### Problem description:
Show only lines that include "предельного".

— Start Data supplied —

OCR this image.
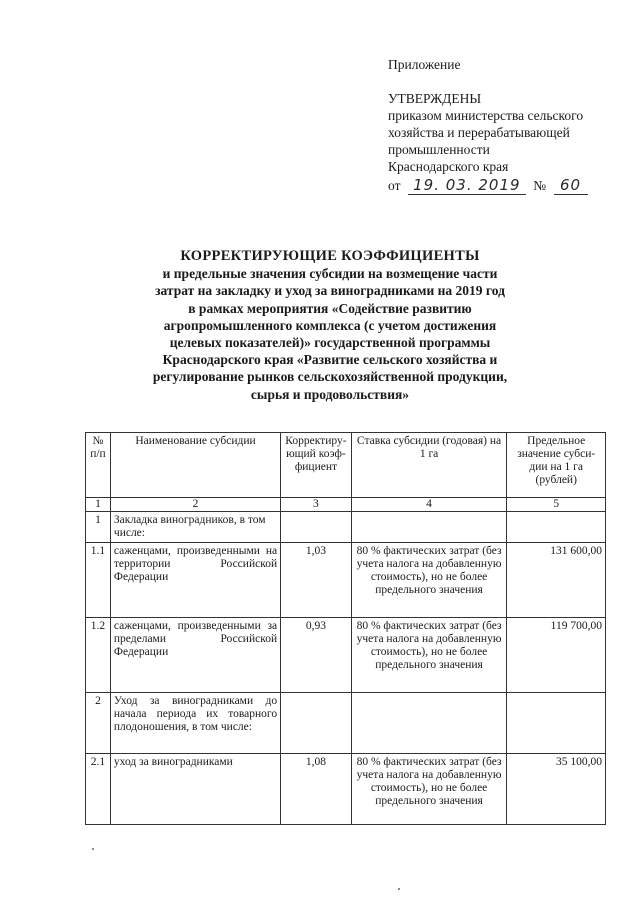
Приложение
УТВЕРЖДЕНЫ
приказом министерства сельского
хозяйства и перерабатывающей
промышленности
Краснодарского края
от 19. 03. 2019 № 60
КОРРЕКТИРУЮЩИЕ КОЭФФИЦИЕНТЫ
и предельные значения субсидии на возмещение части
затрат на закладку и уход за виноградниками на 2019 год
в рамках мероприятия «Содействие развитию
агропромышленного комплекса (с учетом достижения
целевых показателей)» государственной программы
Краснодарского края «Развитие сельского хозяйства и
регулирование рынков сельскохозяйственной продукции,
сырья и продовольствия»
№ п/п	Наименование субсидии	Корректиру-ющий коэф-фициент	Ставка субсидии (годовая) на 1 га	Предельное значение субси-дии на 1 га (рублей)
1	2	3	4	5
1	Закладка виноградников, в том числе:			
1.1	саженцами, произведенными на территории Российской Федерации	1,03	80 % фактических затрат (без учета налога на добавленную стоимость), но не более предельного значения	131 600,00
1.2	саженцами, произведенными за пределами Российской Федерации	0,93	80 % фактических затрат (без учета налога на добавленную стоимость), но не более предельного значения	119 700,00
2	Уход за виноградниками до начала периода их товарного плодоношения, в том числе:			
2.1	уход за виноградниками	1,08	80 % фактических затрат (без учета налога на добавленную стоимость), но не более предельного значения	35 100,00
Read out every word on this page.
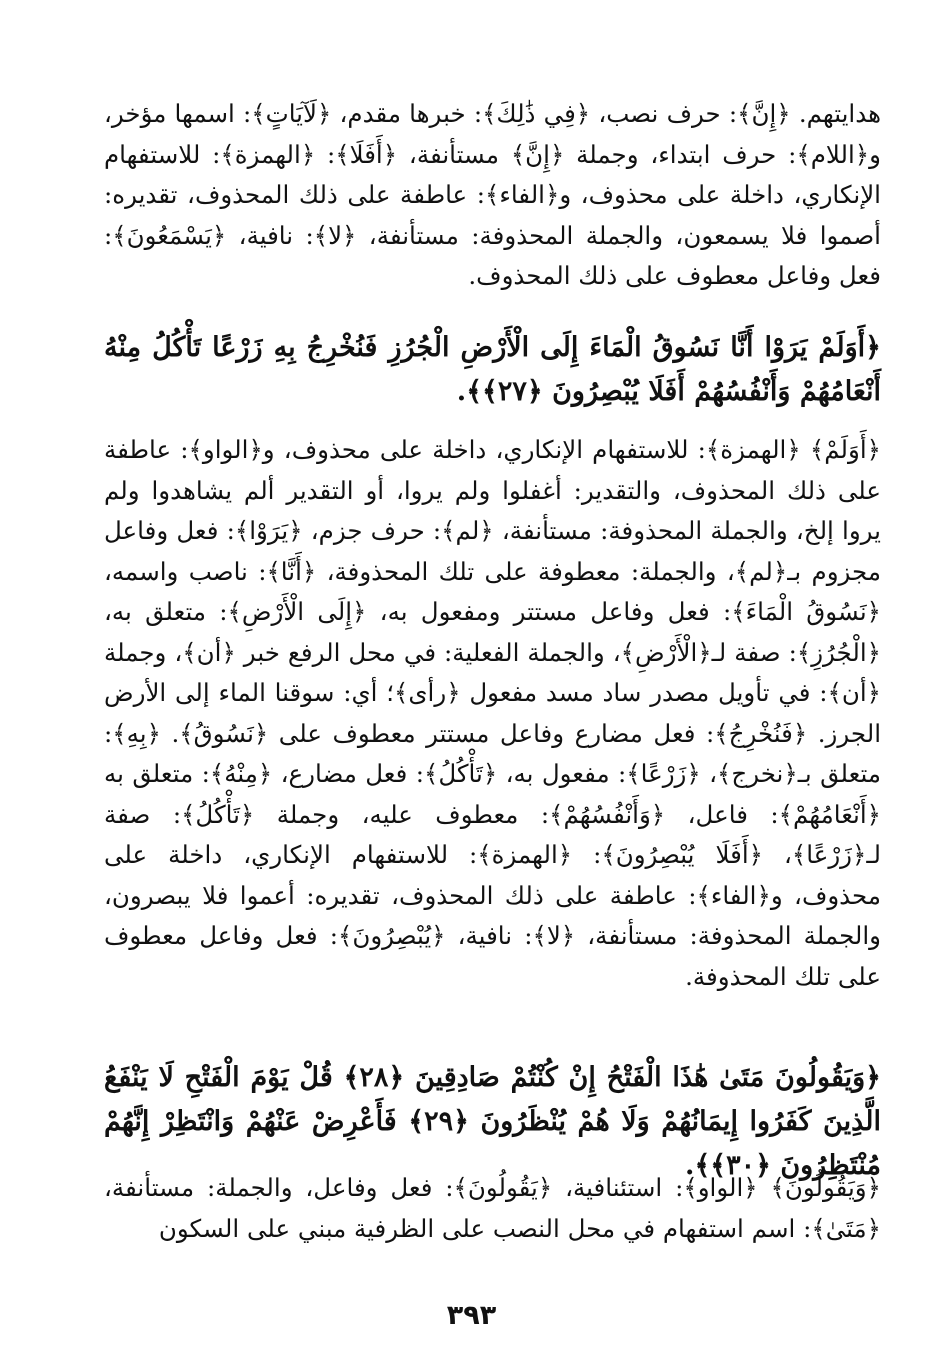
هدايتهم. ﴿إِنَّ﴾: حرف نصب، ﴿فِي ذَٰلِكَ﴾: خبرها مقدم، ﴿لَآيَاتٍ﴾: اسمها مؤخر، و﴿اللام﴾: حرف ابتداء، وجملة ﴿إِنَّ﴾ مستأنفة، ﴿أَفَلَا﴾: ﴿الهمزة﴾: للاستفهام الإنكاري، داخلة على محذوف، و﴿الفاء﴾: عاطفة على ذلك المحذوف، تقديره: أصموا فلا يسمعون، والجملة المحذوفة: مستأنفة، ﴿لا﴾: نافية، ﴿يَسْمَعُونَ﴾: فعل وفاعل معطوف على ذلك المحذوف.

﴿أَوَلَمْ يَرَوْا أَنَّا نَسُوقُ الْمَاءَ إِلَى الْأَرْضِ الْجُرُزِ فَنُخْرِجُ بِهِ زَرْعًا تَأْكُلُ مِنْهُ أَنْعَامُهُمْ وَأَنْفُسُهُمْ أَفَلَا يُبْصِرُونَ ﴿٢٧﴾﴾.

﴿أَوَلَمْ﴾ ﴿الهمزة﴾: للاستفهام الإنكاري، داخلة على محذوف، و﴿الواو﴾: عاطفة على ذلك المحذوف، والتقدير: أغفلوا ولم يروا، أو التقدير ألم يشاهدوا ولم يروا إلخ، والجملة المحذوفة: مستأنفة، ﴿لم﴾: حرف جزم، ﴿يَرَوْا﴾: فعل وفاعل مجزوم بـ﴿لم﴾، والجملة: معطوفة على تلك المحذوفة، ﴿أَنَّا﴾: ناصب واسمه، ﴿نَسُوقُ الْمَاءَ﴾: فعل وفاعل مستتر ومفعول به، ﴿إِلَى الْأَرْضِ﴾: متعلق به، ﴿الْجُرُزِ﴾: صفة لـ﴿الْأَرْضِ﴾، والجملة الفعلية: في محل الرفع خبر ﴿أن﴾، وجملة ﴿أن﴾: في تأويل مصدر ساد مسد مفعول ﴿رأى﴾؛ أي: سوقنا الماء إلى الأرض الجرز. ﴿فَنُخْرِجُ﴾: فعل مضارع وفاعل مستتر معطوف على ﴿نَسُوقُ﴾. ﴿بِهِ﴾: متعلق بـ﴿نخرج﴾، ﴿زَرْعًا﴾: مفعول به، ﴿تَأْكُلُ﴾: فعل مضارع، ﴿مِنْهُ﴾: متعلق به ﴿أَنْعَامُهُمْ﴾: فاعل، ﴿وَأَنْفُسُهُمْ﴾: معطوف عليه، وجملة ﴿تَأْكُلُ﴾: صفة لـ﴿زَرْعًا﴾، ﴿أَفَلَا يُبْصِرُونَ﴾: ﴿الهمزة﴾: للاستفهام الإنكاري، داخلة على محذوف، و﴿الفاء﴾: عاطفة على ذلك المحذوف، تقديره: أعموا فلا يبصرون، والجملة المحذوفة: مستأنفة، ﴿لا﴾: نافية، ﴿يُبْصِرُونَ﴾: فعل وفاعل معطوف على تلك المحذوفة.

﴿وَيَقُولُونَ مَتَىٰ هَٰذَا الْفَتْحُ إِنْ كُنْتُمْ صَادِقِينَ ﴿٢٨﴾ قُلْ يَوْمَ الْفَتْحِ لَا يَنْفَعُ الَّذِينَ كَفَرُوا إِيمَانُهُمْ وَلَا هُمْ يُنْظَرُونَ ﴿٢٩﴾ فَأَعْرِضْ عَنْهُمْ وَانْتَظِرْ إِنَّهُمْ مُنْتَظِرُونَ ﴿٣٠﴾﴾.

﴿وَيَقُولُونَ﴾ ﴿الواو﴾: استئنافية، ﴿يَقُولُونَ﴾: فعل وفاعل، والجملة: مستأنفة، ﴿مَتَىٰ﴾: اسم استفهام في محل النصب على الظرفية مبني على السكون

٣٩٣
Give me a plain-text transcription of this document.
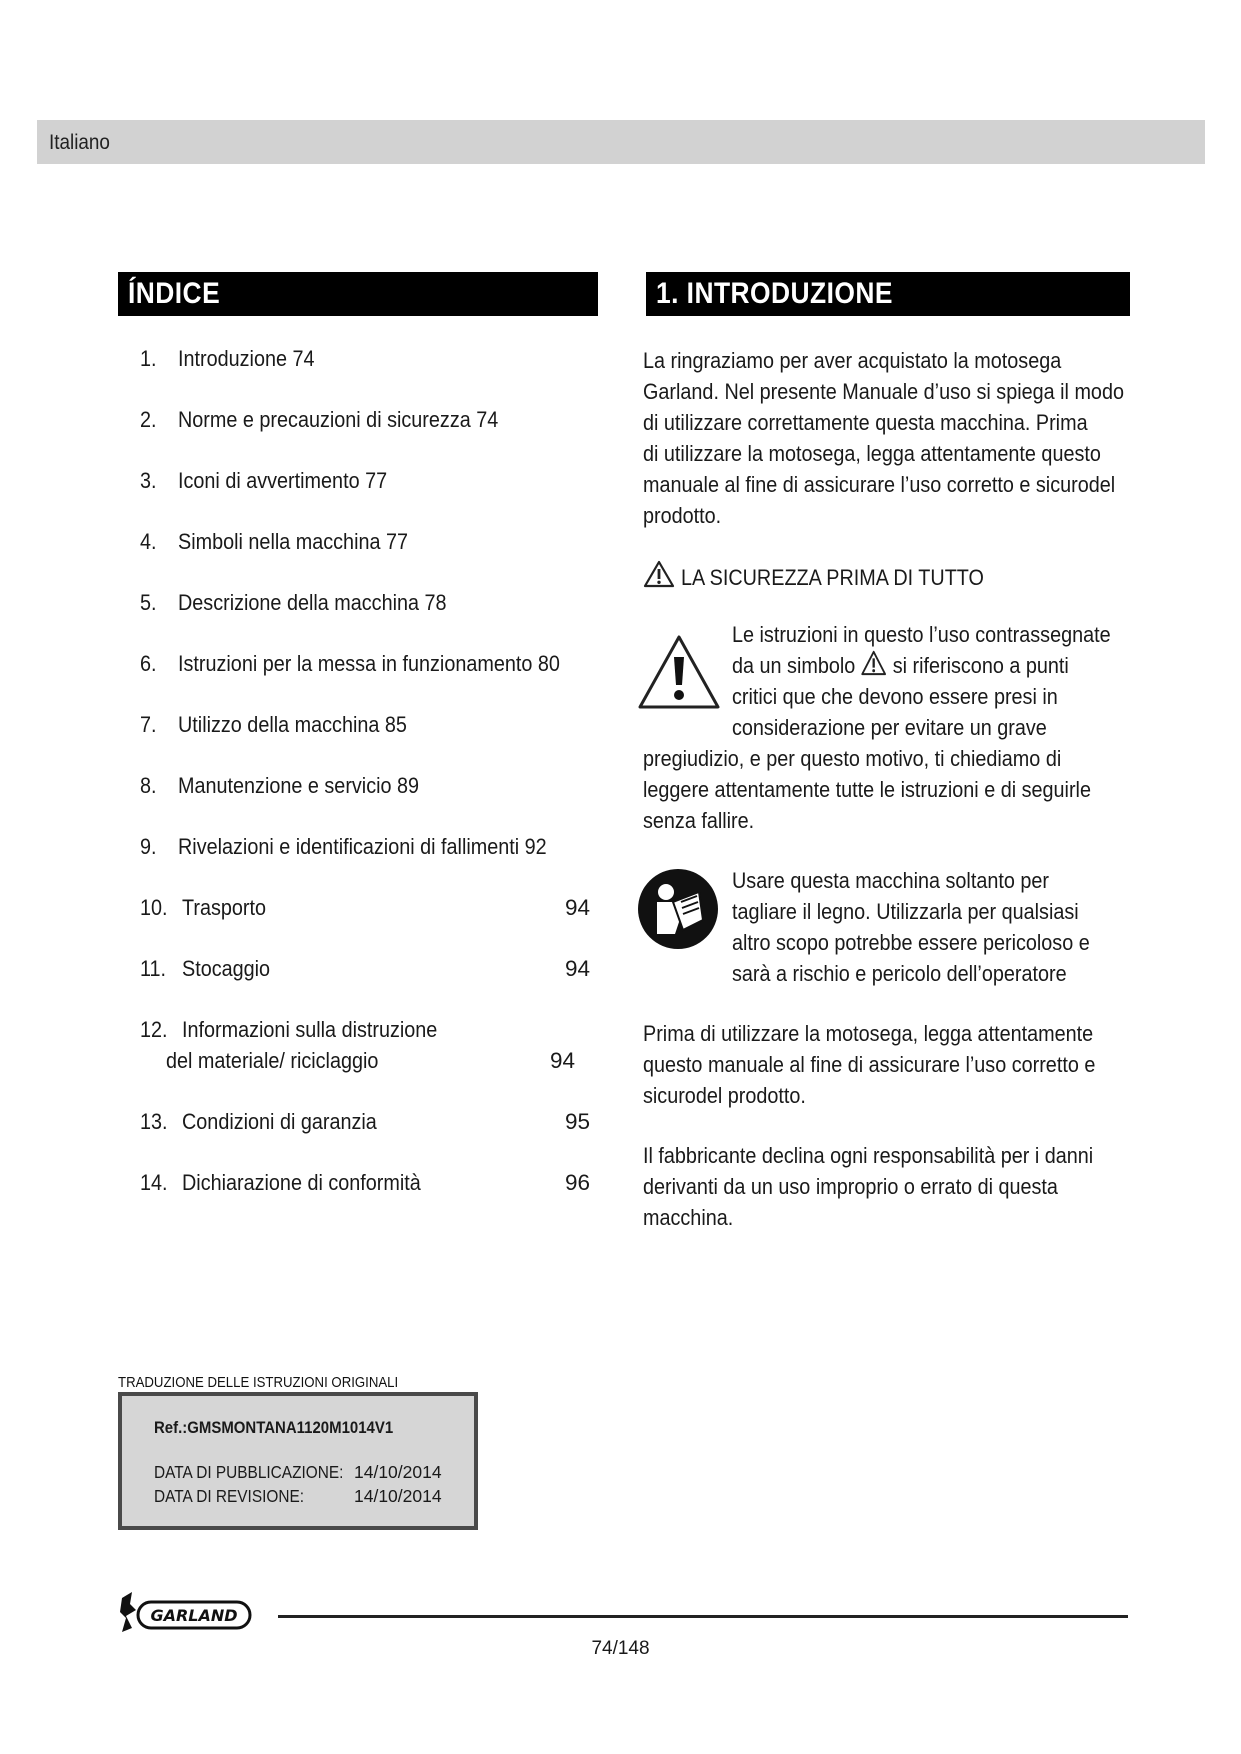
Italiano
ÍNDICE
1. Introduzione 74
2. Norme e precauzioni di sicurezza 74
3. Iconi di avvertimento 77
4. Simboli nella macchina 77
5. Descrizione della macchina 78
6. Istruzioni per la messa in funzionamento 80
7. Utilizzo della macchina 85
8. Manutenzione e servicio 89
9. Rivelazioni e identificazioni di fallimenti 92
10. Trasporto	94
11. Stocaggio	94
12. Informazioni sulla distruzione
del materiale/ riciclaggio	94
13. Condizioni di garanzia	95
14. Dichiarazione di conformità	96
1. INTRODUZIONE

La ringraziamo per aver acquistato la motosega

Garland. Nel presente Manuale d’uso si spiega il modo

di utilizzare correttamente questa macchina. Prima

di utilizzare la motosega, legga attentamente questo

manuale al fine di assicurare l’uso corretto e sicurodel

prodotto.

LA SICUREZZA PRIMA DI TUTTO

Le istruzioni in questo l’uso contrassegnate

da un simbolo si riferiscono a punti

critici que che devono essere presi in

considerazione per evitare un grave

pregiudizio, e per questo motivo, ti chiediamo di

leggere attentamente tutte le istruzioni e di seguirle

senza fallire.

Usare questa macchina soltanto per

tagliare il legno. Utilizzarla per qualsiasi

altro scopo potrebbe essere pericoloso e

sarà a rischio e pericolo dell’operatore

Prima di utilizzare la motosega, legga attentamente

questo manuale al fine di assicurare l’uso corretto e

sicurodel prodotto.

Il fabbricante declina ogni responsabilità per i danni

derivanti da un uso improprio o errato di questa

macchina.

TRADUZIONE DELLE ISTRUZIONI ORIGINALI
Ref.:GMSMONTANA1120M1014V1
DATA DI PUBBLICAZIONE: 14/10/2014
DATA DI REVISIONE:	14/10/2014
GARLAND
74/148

— End Data supplied —

### Correct response:
1.1	саженцами, произведенными на территории Российской Федерации	1,03	80 % фактических затрат (без учета налога на добавленную стоимость), но не более предельного значения	131 600,00
1.2	саженцами, произведенными за пределами Российской Федерации	0,93	80 % фактических затрат (без учета налога на добавленную стоимость), но не более предельного значения	119 700,00
2.1	уход за виноградниками	1,08	80 % фактических затрат (без учета налога на добавленную стоимость), но не более предельного значения	35 100,00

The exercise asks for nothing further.